→ **Challenge**
Reproduce each line of the material exactly, minus any picture.

Figure record listings:

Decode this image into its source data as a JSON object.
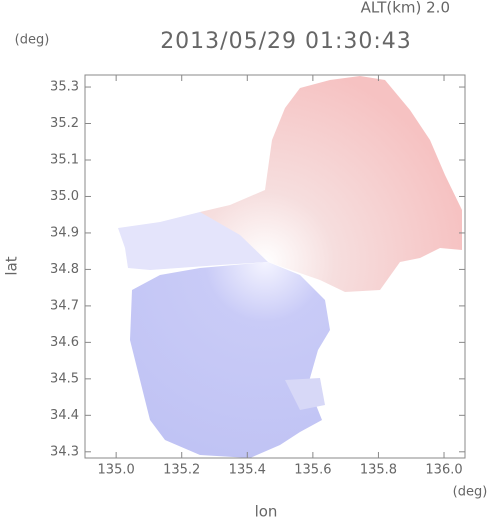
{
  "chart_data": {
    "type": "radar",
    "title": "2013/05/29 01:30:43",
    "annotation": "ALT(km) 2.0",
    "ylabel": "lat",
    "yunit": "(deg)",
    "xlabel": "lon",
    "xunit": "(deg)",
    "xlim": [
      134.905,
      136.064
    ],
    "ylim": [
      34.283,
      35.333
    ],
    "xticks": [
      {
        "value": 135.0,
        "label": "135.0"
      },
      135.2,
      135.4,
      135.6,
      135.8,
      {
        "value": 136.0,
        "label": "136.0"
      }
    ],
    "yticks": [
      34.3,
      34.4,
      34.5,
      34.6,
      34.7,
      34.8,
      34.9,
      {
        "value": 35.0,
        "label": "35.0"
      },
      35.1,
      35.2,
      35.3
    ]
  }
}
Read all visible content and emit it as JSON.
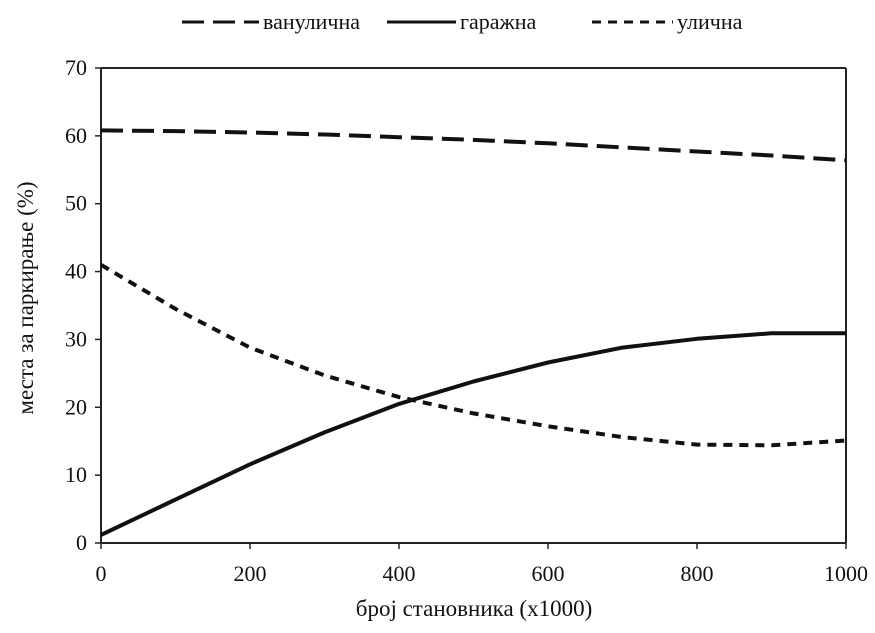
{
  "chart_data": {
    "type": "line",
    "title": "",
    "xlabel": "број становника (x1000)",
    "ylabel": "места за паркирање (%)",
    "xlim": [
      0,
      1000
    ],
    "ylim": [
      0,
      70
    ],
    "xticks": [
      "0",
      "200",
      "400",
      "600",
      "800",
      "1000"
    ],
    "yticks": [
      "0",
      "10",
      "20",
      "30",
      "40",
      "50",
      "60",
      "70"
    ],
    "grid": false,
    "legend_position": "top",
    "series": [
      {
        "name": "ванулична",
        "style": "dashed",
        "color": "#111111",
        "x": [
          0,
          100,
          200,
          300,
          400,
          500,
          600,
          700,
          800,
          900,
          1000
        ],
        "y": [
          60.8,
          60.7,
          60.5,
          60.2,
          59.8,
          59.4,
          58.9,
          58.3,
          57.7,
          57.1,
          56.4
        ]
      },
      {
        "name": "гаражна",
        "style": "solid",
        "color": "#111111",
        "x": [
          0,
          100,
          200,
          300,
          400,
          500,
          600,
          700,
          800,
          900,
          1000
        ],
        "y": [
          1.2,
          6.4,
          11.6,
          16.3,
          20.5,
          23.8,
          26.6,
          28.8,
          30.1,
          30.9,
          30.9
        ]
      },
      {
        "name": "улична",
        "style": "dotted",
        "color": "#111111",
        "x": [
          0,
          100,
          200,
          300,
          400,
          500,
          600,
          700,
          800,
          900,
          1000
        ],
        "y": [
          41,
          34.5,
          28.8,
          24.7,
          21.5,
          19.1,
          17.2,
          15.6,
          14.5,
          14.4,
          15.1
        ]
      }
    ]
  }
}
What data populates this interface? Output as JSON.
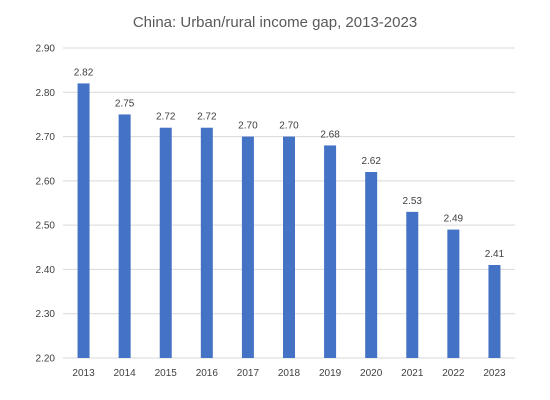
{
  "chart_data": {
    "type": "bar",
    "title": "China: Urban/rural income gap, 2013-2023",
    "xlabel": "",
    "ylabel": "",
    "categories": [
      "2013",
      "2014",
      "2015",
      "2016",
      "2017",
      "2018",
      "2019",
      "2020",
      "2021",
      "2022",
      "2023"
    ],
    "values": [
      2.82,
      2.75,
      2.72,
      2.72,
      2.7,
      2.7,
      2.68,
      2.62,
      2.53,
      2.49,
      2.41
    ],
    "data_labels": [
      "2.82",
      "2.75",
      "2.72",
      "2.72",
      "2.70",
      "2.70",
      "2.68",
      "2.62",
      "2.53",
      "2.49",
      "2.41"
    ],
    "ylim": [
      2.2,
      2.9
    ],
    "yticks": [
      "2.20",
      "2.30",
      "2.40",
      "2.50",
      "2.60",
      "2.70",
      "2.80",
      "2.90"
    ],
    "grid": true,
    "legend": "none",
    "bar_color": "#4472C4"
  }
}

→ **Reply to the task**
Decode this image into its source data as a JSON object.
{
  "chart_data": {
    "type": "radar",
    "title": "2013/05/29 01:30:43",
    "annotation": "ALT(km) 2.0",
    "ylabel": "lat",
    "yunit": "(deg)",
    "xlabel": "lon",
    "xunit": "(deg)",
    "xlim": [
      134.905,
      136.064
    ],
    "ylim": [
      34.283,
      35.333
    ],
    "xticks": [
      {
        "value": 135.0,
        "label": "135.0"
      },
      135.2,
      135.4,
      135.6,
      135.8,
      {
        "value": 136.0,
        "label": "136.0"
      }
    ],
    "yticks": [
      34.3,
      34.4,
      34.5,
      34.6,
      34.7,
      34.8,
      34.9,
      {
        "value": 35.0,
        "label": "35.0"
      },
      35.1,
      35.2,
      35.3
    ]
  }
}
Read all visible content and emit it as JSON.
{
  "chart_data": {
    "type": "line",
    "title": "",
    "xlabel": "број становника (x1000)",
    "ylabel": "места за паркирање (%)",
    "xlim": [
      0,
      1000
    ],
    "ylim": [
      0,
      70
    ],
    "xticks": [
      "0",
      "200",
      "400",
      "600",
      "800",
      "1000"
    ],
    "yticks": [
      "0",
      "10",
      "20",
      "30",
      "40",
      "50",
      "60",
      "70"
    ],
    "grid": false,
    "legend_position": "top",
    "series": [
      {
        "name": "ванулична",
        "style": "dashed",
        "color": "#111111",
        "x": [
          0,
          100,
          200,
          300,
          400,
          500,
          600,
          700,
          800,
          900,
          1000
        ],
        "y": [
          60.8,
          60.7,
          60.5,
          60.2,
          59.8,
          59.4,
          58.9,
          58.3,
          57.7,
          57.1,
          56.4
        ]
      },
      {
        "name": "гаражна",
        "style": "solid",
        "color": "#111111",
        "x": [
          0,
          100,
          200,
          300,
          400,
          500,
          600,
          700,
          800,
          900,
          1000
        ],
        "y": [
          1.2,
          6.4,
          11.6,
          16.3,
          20.5,
          23.8,
          26.6,
          28.8,
          30.1,
          30.9,
          30.9
        ]
      },
      {
        "name": "улична",
        "style": "dotted",
        "color": "#111111",
        "x": [
          0,
          100,
          200,
          300,
          400,
          500,
          600,
          700,
          800,
          900,
          1000
        ],
        "y": [
          41,
          34.5,
          28.8,
          24.7,
          21.5,
          19.1,
          17.2,
          15.6,
          14.5,
          14.4,
          15.1
        ]
      }
    ]
  }
}
What data populates this interface? Output as JSON.
{
  "chart_data": {
    "type": "bar",
    "title": "China: Urban/rural income gap, 2013-2023",
    "xlabel": "",
    "ylabel": "",
    "categories": [
      "2013",
      "2014",
      "2015",
      "2016",
      "2017",
      "2018",
      "2019",
      "2020",
      "2021",
      "2022",
      "2023"
    ],
    "values": [
      2.82,
      2.75,
      2.72,
      2.72,
      2.7,
      2.7,
      2.68,
      2.62,
      2.53,
      2.49,
      2.41
    ],
    "data_labels": [
      "2.82",
      "2.75",
      "2.72",
      "2.72",
      "2.70",
      "2.70",
      "2.68",
      "2.62",
      "2.53",
      "2.49",
      "2.41"
    ],
    "ylim": [
      2.2,
      2.9
    ],
    "yticks": [
      "2.20",
      "2.30",
      "2.40",
      "2.50",
      "2.60",
      "2.70",
      "2.80",
      "2.90"
    ],
    "grid": true,
    "legend": "none",
    "bar_color": "#4472C4"
  }
}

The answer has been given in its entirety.